→ **Description of the task**
Your task is to output the data exactly as it stands.

Dataset listings of figures
______________________________
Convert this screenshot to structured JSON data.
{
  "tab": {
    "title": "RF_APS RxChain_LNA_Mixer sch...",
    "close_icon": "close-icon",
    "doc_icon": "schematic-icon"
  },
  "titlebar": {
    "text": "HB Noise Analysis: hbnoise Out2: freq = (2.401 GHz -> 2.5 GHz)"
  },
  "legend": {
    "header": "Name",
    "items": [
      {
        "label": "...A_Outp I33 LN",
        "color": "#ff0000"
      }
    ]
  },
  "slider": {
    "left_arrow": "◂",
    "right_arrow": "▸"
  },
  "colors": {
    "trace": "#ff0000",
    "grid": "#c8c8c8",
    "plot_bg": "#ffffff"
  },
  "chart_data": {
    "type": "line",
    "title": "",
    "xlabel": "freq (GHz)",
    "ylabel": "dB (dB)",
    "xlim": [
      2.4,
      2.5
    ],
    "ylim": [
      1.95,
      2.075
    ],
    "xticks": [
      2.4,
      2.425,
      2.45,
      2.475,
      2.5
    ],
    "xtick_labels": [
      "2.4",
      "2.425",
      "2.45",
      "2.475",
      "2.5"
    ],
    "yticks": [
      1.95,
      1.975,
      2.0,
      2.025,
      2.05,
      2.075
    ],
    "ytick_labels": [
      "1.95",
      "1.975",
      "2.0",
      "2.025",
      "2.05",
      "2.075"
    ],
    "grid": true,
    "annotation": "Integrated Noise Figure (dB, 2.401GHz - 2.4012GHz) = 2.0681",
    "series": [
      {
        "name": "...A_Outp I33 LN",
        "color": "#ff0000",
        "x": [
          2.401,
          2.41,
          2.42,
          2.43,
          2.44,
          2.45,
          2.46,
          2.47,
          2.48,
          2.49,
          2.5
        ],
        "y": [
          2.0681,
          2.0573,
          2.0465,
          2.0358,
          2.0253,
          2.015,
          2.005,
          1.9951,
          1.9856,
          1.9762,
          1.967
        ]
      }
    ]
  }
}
______________________________
→ **Output for this task**
Convert this screenshot to structured JSON data.
{
  "tab": {
    "title": "RF_APS RxChain_LNA_Mixer sch...",
    "close_icon": "close-icon",
    "doc_icon": "schematic-icon"
  },
  "titlebar": {
    "text": "HB Noise Analysis: hbnoise Out2: freq = (2.401 GHz -> 2.5 GHz)"
  },
  "legend": {
    "header": "Name",
    "items": [
      {
        "label": "...A_Outp I33 LN",
        "color": "#ff0000"
      }
    ]
  },
  "slider": {
    "left_arrow": "◂",
    "right_arrow": "▸"
  },
  "colors": {
    "trace": "#ff0000",
    "grid": "#c8c8c8",
    "plot_bg": "#ffffff"
  },
  "chart_data": {
    "type": "line",
    "title": "",
    "xlabel": "freq (GHz)",
    "ylabel": "dB (dB)",
    "xlim": [
      2.4,
      2.5
    ],
    "ylim": [
      1.95,
      2.075
    ],
    "xticks": [
      2.4,
      2.425,
      2.45,
      2.475,
      2.5
    ],
    "xtick_labels": [
      "2.4",
      "2.425",
      "2.45",
      "2.475",
      "2.5"
    ],
    "yticks": [
      1.95,
      1.975,
      2.0,
      2.025,
      2.05,
      2.075
    ],
    "ytick_labels": [
      "1.95",
      "1.975",
      "2.0",
      "2.025",
      "2.05",
      "2.075"
    ],
    "grid": true,
    "annotation": "Integrated Noise Figure (dB, 2.401GHz - 2.4012GHz) = 2.0681",
    "series": [
      {
        "name": "...A_Outp I33 LN",
        "color": "#ff0000",
        "x": [
          2.401,
          2.41,
          2.42,
          2.43,
          2.44,
          2.45,
          2.46,
          2.47,
          2.48,
          2.49,
          2.5
        ],
        "y": [
          2.0681,
          2.0573,
          2.0465,
          2.0358,
          2.0253,
          2.015,
          2.005,
          1.9951,
          1.9856,
          1.9762,
          1.967
        ]
      }
    ]
  }
}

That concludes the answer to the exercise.